TASK TO COMPLETE
Please carry the Insecure review below forward, writing the next few sentences that follow its last one.

PASSAGE
-.-.-
In a very real sense, Insecure, the creation of multi-talented actress/writer/producer/director Issa Rae and Larry Wilmore, has been “glowing up” since the moment of its creation.
Beginning life as highly-acclaimed web series, The Mis-Adventures of Awkward Black Girl, affectionately referred to by most people as Awkward Black Girl, the series, which ended its third season last year with a fourth in the offing, has been living out its tagline in ways big and small.
“Glowing up”, if you aren’t cheek-by-jowl with the lingual zeitgeist, is, according to VOX ATL, a “process focuses on the improvement of physical appearance, individual style, overall attractiveness and maturity” which originally referred to puberty but now means a whole lot more.
It is, essentially, a clever riff on “growing up” which everyone in the show does a lot of in the third season, whether they feel like they’re doing it or not.
Still sporting the wounds of her break-up with Lawrence (Jay Ellis), Issa Dee (Issa Rae), whose mother “helpfully” texts her Bible verses with no personal context of any kind, as if someone had handed God a mobile phone and said “have at it”, feels, she admits to bestie Molly (Yvonne Orji), who is successful in career but not love, that she often feels like a “fuck-up”.
-.-.-
PROVIDED MATERIAL
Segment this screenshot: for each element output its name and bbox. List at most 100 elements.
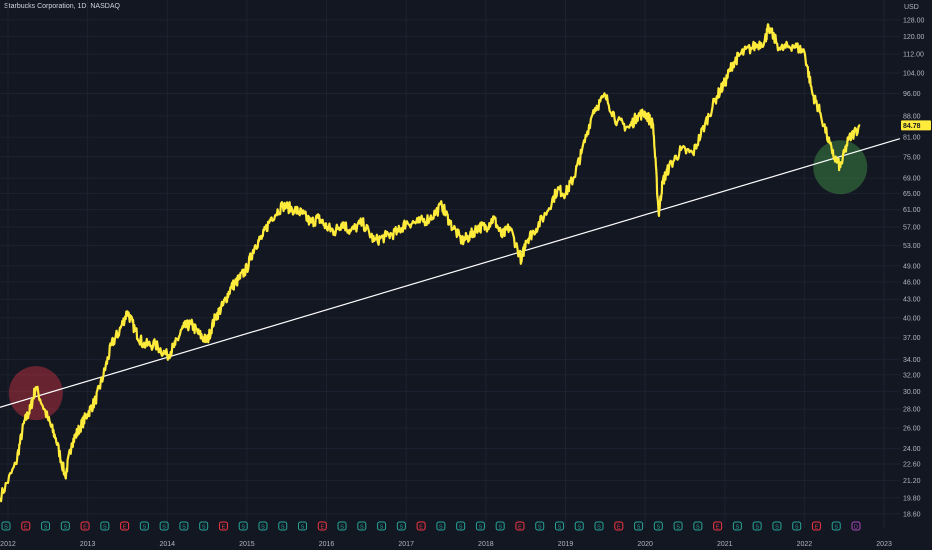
-.-.-
ANSWER TO THIS TASK
We’ve all been there, shouldering good old Imposter Syndrome like it’s some kind of existential deadweight, but for Issa, the one friend out of four which includes Molly, accountant and exuberant wild child of sorts Kelli (Natasha Rothwell, who writes for the show and co-produces) and happily married and pregnant Tiffany (Amanda Seales), the first of the friends to take the next big step in life, who isn’t seeming to take great strides towards a glow up, it feels like a permanent anchoring state of existence.
She is, of course, trying to do everything she can to get ahead, but whereas Molly is playing it hard at her new law firm (a successful tactic but one which results in her socially isolating herself) looks like she’s nailing this whole life thing every time, Issa is struggling to find her groove, to find that part of her that feels like it really matters.
In season 3, she quits her long-time job at “We Got Y’all”, a non-profit working with kids of disadvantaged areas, sick of being the token black woman in an organisation staffed largely by well-meaning white people, starts driving for Lyft, and takes on a supposedly part-time job as a building complex supervisor which isn’t a disaster but not exactly an exact fit for her creatively-ambitious skill set.
As a black woman who’s about to turn 30, which she does in one episode where Molly plans the perfect birthday outing, Issa feels the weight of expectation bearing down upon her, surrounded by successful members of her community who are seizing the American Dream and making it work.
Appearances can be deceiving, of course, and while Issa feels like the fuck-up of the group, the reality is that no one is knocking it out of the park.
They’re not floundering either, but as an unexpectedly wild and loose weekend at Coachella reveals, soaked in the drug Molly (yep Molly does Molly, something the character in question finds hilarious, multiple times), no one has a stranglehold on the perfect life.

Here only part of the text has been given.